Written instruction -> Write out the listing below again, precisely as it is given.

================

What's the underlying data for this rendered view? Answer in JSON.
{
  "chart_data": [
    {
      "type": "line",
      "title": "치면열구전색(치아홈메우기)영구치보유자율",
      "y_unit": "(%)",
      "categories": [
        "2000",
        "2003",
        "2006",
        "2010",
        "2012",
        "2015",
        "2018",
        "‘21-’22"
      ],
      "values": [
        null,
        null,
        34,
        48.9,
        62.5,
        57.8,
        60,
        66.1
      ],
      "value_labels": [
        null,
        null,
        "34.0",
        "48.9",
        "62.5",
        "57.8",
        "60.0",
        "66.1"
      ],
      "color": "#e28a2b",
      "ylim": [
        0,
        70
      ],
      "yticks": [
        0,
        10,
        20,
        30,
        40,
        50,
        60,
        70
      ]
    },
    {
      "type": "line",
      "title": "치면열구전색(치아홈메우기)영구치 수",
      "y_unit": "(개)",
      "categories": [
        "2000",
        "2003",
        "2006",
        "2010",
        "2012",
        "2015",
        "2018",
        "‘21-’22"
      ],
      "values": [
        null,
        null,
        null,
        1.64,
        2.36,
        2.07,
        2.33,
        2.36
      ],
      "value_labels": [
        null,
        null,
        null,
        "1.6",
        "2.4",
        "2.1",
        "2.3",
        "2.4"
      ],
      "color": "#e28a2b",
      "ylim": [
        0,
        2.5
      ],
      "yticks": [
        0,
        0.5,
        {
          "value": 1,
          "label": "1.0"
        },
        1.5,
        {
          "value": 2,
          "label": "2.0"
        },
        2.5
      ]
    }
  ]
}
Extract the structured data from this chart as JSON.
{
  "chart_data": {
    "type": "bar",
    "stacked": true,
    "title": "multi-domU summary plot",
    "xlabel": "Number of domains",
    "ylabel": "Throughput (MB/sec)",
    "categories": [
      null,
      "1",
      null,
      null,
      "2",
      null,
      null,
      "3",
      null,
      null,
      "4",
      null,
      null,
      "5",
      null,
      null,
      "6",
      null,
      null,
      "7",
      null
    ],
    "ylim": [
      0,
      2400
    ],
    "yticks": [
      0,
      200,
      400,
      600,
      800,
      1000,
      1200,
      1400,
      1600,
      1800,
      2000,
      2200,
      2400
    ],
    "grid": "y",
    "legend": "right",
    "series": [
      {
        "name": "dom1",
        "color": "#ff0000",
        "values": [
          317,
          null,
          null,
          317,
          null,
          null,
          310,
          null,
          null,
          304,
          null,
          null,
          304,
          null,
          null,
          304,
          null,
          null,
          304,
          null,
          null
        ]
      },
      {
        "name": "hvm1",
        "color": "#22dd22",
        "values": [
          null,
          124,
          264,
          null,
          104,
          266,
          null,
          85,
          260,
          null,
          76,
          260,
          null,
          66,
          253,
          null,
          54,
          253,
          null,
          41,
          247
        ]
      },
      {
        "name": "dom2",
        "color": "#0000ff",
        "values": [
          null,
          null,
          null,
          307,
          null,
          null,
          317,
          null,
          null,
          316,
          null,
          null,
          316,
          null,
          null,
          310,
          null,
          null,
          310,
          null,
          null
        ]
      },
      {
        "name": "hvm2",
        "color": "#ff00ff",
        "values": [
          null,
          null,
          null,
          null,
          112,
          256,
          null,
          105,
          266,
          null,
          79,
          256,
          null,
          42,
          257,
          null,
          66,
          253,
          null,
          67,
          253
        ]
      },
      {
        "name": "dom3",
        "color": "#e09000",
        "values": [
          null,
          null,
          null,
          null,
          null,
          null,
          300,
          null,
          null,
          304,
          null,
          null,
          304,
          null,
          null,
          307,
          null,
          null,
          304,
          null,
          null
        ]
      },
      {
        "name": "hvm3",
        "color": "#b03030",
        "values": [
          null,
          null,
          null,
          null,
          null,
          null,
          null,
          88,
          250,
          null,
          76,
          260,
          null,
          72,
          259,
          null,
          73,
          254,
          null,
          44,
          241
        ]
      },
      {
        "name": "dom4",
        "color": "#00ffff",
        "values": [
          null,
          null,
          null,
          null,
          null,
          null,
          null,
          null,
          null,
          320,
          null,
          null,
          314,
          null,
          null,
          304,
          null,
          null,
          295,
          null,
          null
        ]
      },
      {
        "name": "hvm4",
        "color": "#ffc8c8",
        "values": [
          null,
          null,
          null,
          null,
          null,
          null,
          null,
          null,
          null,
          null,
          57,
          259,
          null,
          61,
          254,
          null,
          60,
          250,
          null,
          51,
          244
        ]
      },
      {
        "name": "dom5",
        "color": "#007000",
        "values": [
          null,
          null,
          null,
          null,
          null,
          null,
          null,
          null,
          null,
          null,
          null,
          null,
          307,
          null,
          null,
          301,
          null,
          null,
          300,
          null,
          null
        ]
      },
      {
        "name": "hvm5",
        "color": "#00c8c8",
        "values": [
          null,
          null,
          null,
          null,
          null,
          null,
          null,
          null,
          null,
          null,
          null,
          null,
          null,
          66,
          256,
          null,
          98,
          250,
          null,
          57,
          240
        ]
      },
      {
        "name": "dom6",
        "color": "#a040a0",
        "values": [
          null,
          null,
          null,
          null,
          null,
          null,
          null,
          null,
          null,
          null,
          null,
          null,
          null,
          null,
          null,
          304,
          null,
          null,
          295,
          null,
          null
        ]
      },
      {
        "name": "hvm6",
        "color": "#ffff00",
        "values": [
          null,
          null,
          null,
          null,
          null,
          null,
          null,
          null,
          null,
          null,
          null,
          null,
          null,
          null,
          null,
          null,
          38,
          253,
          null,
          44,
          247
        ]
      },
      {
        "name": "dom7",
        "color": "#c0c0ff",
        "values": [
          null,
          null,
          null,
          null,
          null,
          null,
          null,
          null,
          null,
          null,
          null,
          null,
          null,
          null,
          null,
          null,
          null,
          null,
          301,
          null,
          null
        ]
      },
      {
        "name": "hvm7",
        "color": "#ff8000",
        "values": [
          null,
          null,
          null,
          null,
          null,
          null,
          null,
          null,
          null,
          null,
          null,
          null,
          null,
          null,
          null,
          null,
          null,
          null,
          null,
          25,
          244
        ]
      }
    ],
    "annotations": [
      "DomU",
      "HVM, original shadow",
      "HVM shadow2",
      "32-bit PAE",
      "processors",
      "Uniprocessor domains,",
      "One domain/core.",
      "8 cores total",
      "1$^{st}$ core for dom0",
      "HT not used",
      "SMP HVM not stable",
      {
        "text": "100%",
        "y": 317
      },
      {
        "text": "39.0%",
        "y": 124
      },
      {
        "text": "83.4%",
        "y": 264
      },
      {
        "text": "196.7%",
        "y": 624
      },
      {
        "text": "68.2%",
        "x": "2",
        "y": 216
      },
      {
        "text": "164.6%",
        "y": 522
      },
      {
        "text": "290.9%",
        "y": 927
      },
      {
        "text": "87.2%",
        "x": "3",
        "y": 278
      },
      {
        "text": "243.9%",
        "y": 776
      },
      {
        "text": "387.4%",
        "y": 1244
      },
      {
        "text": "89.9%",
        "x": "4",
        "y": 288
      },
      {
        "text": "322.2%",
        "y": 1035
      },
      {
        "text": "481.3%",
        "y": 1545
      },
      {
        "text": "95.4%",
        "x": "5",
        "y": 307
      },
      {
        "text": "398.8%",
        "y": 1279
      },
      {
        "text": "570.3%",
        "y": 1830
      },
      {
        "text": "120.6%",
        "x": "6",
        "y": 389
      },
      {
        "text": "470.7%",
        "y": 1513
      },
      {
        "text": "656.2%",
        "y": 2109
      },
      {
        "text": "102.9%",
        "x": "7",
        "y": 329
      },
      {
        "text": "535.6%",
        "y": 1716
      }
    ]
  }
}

================

Solution ->
What's the underlying data for this rendered view? Answer in JSON.
{
  "chart_data": [
    {
      "type": "line",
      "title": "치면열구전색(치아홈메우기)영구치보유자율",
      "y_unit": "(%)",
      "categories": [
        "2000",
        "2003",
        "2006",
        "2010",
        "2012",
        "2015",
        "2018",
        "‘21-’22"
      ],
      "values": [
        null,
        null,
        34,
        48.9,
        62.5,
        57.8,
        60,
        66.1
      ],
      "value_labels": [
        null,
        null,
        "34.0",
        "48.9",
        "62.5",
        "57.8",
        "60.0",
        "66.1"
      ],
      "color": "#e28a2b",
      "ylim": [
        0,
        70
      ],
      "yticks": [
        0,
        10,
        20,
        30,
        40,
        50,
        60,
        70
      ]
    },
    {
      "type": "line",
      "title": "치면열구전색(치아홈메우기)영구치 수",
      "y_unit": "(개)",
      "categories": [
        "2000",
        "2003",
        "2006",
        "2010",
        "2012",
        "2015",
        "2018",
        "‘21-’22"
      ],
      "values": [
        null,
        null,
        null,
        1.64,
        2.36,
        2.07,
        2.33,
        2.36
      ],
      "value_labels": [
        null,
        null,
        null,
        "1.6",
        "2.4",
        "2.1",
        "2.3",
        "2.4"
      ],
      "color": "#e28a2b",
      "ylim": [
        0,
        2.5
      ],
      "yticks": [
        0,
        0.5,
        {
          "value": 1,
          "label": "1.0"
        },
        1.5,
        {
          "value": 2,
          "label": "2.0"
        },
        2.5
      ]
    }
  ]
}
Extract the structured data from this chart as JSON.
{
  "chart_data": {
    "type": "bar",
    "stacked": true,
    "title": "multi-domU summary plot",
    "xlabel": "Number of domains",
    "ylabel": "Throughput (MB/sec)",
    "categories": [
      null,
      "1",
      null,
      null,
      "2",
      null,
      null,
      "3",
      null,
      null,
      "4",
      null,
      null,
      "5",
      null,
      null,
      "6",
      null,
      null,
      "7",
      null
    ],
    "ylim": [
      0,
      2400
    ],
    "yticks": [
      0,
      200,
      400,
      600,
      800,
      1000,
      1200,
      1400,
      1600,
      1800,
      2000,
      2200,
      2400
    ],
    "grid": "y",
    "legend": "right",
    "series": [
      {
        "name": "dom1",
        "color": "#ff0000",
        "values": [
          317,
          null,
          null,
          317,
          null,
          null,
          310,
          null,
          null,
          304,
          null,
          null,
          304,
          null,
          null,
          304,
          null,
          null,
          304,
          null,
          null
        ]
      },
      {
        "name": "hvm1",
        "color": "#22dd22",
        "values": [
          null,
          124,
          264,
          null,
          104,
          266,
          null,
          85,
          260,
          null,
          76,
          260,
          null,
          66,
          253,
          null,
          54,
          253,
          null,
          41,
          247
        ]
      },
      {
        "name": "dom2",
        "color": "#0000ff",
        "values": [
          null,
          null,
          null,
          307,
          null,
          null,
          317,
          null,
          null,
          316,
          null,
          null,
          316,
          null,
          null,
          310,
          null,
          null,
          310,
          null,
          null
        ]
      },
      {
        "name": "hvm2",
        "color": "#ff00ff",
        "values": [
          null,
          null,
          null,
          null,
          112,
          256,
          null,
          105,
          266,
          null,
          79,
          256,
          null,
          42,
          257,
          null,
          66,
          253,
          null,
          67,
          253
        ]
      },
      {
        "name": "dom3",
        "color": "#e09000",
        "values": [
          null,
          null,
          null,
          null,
          null,
          null,
          300,
          null,
          null,
          304,
          null,
          null,
          304,
          null,
          null,
          307,
          null,
          null,
          304,
          null,
          null
        ]
      },
      {
        "name": "hvm3",
        "color": "#b03030",
        "values": [
          null,
          null,
          null,
          null,
          null,
          null,
          null,
          88,
          250,
          null,
          76,
          260,
          null,
          72,
          259,
          null,
          73,
          254,
          null,
          44,
          241
        ]
      },
      {
        "name": "dom4",
        "color": "#00ffff",
        "values": [
          null,
          null,
          null,
          null,
          null,
          null,
          null,
          null,
          null,
          320,
          null,
          null,
          314,
          null,
          null,
          304,
          null,
          null,
          295,
          null,
          null
        ]
      },
      {
        "name": "hvm4",
        "color": "#ffc8c8",
        "values": [
          null,
          null,
          null,
          null,
          null,
          null,
          null,
          null,
          null,
          null,
          57,
          259,
          null,
          61,
          254,
          null,
          60,
          250,
          null,
          51,
          244
        ]
      },
      {
        "name": "dom5",
        "color": "#007000",
        "values": [
          null,
          null,
          null,
          null,
          null,
          null,
          null,
          null,
          null,
          null,
          null,
          null,
          307,
          null,
          null,
          301,
          null,
          null,
          300,
          null,
          null
        ]
      },
      {
        "name": "hvm5",
        "color": "#00c8c8",
        "values": [
          null,
          null,
          null,
          null,
          null,
          null,
          null,
          null,
          null,
          null,
          null,
          null,
          null,
          66,
          256,
          null,
          98,
          250,
          null,
          57,
          240
        ]
      },
      {
        "name": "dom6",
        "color": "#a040a0",
        "values": [
          null,
          null,
          null,
          null,
          null,
          null,
          null,
          null,
          null,
          null,
          null,
          null,
          null,
          null,
          null,
          304,
          null,
          null,
          295,
          null,
          null
        ]
      },
      {
        "name": "hvm6",
        "color": "#ffff00",
        "values": [
          null,
          null,
          null,
          null,
          null,
          null,
          null,
          null,
          null,
          null,
          null,
          null,
          null,
          null,
          null,
          null,
          38,
          253,
          null,
          44,
          247
        ]
      },
      {
        "name": "dom7",
        "color": "#c0c0ff",
        "values": [
          null,
          null,
          null,
          null,
          null,
          null,
          null,
          null,
          null,
          null,
          null,
          null,
          null,
          null,
          null,
          null,
          null,
          null,
          301,
          null,
          null
        ]
      },
      {
        "name": "hvm7",
        "color": "#ff8000",
        "values": [
          null,
          null,
          null,
          null,
          null,
          null,
          null,
          null,
          null,
          null,
          null,
          null,
          null,
          null,
          null,
          null,
          null,
          null,
          null,
          25,
          244
        ]
      }
    ],
    "annotations": [
      "DomU",
      "HVM, original shadow",
      "HVM shadow2",
      "32-bit PAE",
      "processors",
      "Uniprocessor domains,",
      "One domain/core.",
      "8 cores total",
      "1$^{st}$ core for dom0",
      "HT not used",
      "SMP HVM not stable",
      {
        "text": "100%",
        "y": 317
      },
      {
        "text": "39.0%",
        "y": 124
      },
      {
        "text": "83.4%",
        "y": 264
      },
      {
        "text": "196.7%",
        "y": 624
      },
      {
        "text": "68.2%",
        "x": "2",
        "y": 216
      },
      {
        "text": "164.6%",
        "y": 522
      },
      {
        "text": "290.9%",
        "y": 927
      },
      {
        "text": "87.2%",
        "x": "3",
        "y": 278
      },
      {
        "text": "243.9%",
        "y": 776
      },
      {
        "text": "387.4%",
        "y": 1244
      },
      {
        "text": "89.9%",
        "x": "4",
        "y": 288
      },
      {
        "text": "322.2%",
        "y": 1035
      },
      {
        "text": "481.3%",
        "y": 1545
      },
      {
        "text": "95.4%",
        "x": "5",
        "y": 307
      },
      {
        "text": "398.8%",
        "y": 1279
      },
      {
        "text": "570.3%",
        "y": 1830
      },
      {
        "text": "120.6%",
        "x": "6",
        "y": 389
      },
      {
        "text": "470.7%",
        "y": 1513
      },
      {
        "text": "656.2%",
        "y": 2109
      },
      {
        "text": "102.9%",
        "x": "7",
        "y": 329
      },
      {
        "text": "535.6%",
        "y": 1716
      }
    ]
  }
}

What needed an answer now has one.